> _Excerpt provided_
--*--

SO – I have a great idea, for a multi-million dollar business. I know nothing about programming, so I’m going to outsource an army of Indians to act as my engineering team. I don’t have much experience running successful companies, but at least I have some good ideas!

While I enjoy making up quotes that describe the people I often poke fun at, I once embodied the ignorant entrepreneur who would say such a stupid thing. I started my first “company” when I was in 5th grade… only that it was nowhere close to being a company. I had what I thought was a brilliant idea for a website that would directly compete with gamefaqs.com and make it more community-centric. I barely knew HTML, I didn’t know where or how to host a website, and I didn’t understand that real programming skills were required to make such a site scale.

Which meant that I had to resort to plan B: My master plan was to outsource a massive army of Indian programmers to do the entire job for me. (and no, I’m not being racist!) Since I was still in school, I’d be able to sit back, relax, and enjoy the ride to newfound fame and wealth.

… except my pathetic ideas totally didn’t work. As the school year went by, most my peers realized that I was an abysmal failure. I went from being the popular smart kid down to the pathetic soul who wish she knew more. And now I do.

Several days ago, I was mentioned in TechCrunch for being a serial entrepreneur. Me, a serial entrepreneur? HAH! Give me credit when I actually exit with a few million dollars in hand. Since getting the mention on TechCrunch, I’ve gotten dozens of emails from “entrepreneurs” asking me to be their partner in crime. While I find that flattering, it pains me to see that some people think running a successful company is easy. It’s as if these people trust ME, a serial failed entrepreneur, to help them as a technical co-founder in a business project that I don’t even have time for. It’s as if people enjoy looking blindly into the world of entrepreneurship, hoping that they’d achieve success as long as they remain dedicated and ignore the naysayers.

Unfortunately, the opposite is quite often the truth. By being overly dedicated to an idea or company, one might waste more time testing the concept before failing. Now if these people were engineers, their business concept could be tested in a much shorter time period.

At a lot of these meetups and conferences, I often hear people motivating each other: “Never give up! Ignore all the naysayers…” only problem being, naysayers often have good advice as to why your business will fail. People ask me what I think of their business idea. If I like it, all is good. If I criticize it, my advice is ignored, and my reputation drops because I’m then considered a naysayer. So no matter what happens, my “professional expertise” is often worthless to these people. Pity.

--*--

> _Task instructions_
1. Summarize the essay on entrepreneurship in exactly two sentences.
2. In one to three sentences, explain why the essay on entrepreneurship says the narrator's "professional expertise" is often worthless to the people who ask for it.
3. Continue the essay on entrepreneurship from its final sentence.

(Items from a data source)
--*--

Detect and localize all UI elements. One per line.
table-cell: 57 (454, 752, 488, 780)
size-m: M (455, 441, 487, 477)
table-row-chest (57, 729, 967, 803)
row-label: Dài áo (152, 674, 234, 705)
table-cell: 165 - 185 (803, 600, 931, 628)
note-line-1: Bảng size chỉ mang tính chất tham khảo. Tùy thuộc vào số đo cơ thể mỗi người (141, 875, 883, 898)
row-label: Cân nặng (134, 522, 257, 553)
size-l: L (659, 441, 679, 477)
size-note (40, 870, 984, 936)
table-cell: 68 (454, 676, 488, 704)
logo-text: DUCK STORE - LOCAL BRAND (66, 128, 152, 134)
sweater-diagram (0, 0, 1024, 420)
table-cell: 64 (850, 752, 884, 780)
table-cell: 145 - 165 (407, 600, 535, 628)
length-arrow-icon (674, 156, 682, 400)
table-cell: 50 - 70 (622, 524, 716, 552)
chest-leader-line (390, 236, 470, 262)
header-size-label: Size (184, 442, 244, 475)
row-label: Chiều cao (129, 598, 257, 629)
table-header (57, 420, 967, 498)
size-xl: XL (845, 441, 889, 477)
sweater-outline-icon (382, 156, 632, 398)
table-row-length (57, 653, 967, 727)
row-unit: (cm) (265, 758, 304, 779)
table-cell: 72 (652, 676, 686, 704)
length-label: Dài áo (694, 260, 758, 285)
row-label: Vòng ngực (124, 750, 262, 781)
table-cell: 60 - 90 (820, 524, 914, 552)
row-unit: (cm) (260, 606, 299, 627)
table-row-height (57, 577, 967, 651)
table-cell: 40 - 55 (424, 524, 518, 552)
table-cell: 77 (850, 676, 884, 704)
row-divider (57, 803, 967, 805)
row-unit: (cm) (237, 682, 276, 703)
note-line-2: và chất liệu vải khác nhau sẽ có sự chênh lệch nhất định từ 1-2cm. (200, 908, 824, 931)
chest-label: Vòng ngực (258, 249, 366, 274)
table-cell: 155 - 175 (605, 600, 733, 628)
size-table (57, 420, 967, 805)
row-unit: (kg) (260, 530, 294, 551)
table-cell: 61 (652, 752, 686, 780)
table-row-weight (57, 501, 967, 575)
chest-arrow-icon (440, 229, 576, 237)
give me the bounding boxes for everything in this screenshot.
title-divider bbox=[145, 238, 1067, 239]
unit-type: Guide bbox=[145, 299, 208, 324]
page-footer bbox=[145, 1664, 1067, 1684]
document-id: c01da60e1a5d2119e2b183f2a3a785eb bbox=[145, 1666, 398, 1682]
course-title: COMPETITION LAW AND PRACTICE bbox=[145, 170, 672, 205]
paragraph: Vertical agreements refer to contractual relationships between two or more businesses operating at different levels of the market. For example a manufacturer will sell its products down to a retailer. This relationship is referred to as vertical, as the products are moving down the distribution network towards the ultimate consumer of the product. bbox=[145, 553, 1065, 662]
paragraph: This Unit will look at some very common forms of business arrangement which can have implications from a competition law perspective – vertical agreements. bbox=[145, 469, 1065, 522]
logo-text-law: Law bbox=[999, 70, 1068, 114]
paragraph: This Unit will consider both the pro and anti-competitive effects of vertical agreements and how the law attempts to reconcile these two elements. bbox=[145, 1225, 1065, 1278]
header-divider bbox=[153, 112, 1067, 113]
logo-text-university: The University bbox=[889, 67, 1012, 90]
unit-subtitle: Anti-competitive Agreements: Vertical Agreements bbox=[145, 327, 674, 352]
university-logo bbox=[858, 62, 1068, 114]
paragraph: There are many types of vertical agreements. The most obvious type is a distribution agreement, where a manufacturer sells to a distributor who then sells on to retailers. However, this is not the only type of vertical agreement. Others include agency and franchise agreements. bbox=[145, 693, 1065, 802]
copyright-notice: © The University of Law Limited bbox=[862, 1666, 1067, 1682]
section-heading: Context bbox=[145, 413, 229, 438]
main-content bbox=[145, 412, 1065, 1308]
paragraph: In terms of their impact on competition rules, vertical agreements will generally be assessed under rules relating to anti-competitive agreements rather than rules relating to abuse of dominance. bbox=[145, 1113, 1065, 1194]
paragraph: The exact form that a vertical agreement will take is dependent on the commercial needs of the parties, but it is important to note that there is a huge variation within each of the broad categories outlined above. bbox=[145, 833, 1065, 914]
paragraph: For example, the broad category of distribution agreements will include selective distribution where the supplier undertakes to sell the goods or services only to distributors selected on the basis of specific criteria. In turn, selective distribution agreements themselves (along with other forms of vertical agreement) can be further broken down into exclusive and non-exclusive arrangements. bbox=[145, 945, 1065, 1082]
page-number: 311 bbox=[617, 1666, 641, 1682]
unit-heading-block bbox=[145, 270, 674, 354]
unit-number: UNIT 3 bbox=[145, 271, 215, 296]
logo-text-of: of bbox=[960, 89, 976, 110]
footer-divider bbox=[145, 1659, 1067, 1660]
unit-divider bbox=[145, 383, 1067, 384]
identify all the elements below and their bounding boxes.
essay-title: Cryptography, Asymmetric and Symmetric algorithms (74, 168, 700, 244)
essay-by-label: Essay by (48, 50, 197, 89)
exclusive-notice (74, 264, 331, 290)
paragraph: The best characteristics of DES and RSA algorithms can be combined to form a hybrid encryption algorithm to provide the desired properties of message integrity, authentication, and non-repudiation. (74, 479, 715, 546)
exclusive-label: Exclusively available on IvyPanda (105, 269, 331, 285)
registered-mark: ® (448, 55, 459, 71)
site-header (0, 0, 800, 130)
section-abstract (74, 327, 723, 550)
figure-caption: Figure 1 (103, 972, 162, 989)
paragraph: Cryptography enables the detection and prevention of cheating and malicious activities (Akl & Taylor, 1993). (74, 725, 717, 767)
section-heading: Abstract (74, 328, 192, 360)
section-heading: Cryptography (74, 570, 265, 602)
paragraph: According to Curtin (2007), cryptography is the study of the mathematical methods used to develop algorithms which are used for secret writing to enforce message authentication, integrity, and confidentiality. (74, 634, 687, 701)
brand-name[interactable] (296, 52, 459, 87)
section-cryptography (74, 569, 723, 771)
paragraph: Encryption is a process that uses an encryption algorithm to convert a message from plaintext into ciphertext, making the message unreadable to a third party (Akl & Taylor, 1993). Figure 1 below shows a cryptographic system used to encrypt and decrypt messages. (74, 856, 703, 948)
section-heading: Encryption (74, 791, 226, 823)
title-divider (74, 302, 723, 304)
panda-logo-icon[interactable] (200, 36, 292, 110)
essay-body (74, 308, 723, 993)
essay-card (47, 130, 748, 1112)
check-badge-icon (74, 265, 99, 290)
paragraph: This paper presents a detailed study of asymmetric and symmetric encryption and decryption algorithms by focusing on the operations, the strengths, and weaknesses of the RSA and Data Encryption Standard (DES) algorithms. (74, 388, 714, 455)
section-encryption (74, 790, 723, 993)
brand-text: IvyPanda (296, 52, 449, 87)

--*--

> _Exercise responses_
1. The narrator recalls a 5th-grade plan to build a website competing with gamefaqs.com by outsourcing all the programming, a plan that failed and cost the narrator the standing of the popular smart kid. After a TechCrunch mention brought dozens of partnership requests, the narrator argues that running a successful company is not easy and that naysayers often have good advice about why a business will fail.

2. When people ask for an opinion on their business idea, all is good if the narrator likes it. If the narrator criticizes it, the advice is ignored and the narrator's reputation drops for being considered a naysayer. Whatever the opinion, the expertise therefore does these people little good.

3.
In a nutshell, here’s the timeline of a business run by a non-technical entrepreneur:

Months 1-4: Brainstorm idea.
Months 5-12: Hire army of Croatian programmers
Month 16: Fail.

Hre’s the timeline of a business run by the technical entrepreneur:

Hours 1-5: Work on and launch alpha site.
Day 2: while(idea==crap) start new company;

You might notice a slight difference between the two… I often hear from non-technical co-founders that they don’t have the time to learn how to make things. At one point, I was one of them. But I saw the light! I realized that it’d be cheaper and MORE FUN to just make things on my own. Not to mention, you get props for being a girl in tech, even if you totally don’t deserve it.

Maybe I’m being a bit harsh… running a company as a non-technical entrepreneur does not necessarily mean that you’ll fail. It just means that it’ll take longer to fail if you’re meant to fail, which means that it’ll be longer until you get to move on. Some people see themselves in the middle: They understand technology, yet they don’t know how to code. Knowing how technology works certainly doesn’t hurt!

But the point is, recruiting an army of engineers does not necessarily mean fast development cycles. As one of my favorite mentors would put it,

“It’s kind of hard to run a technology company if you don’t understand technology…”

And I believe it was Einstein who once said:

Genius is 1 % inspiration and 99 % transpiration.

With that said, ignore my advice and hire an army of Chinese code monkeys to make you rich. Good luck!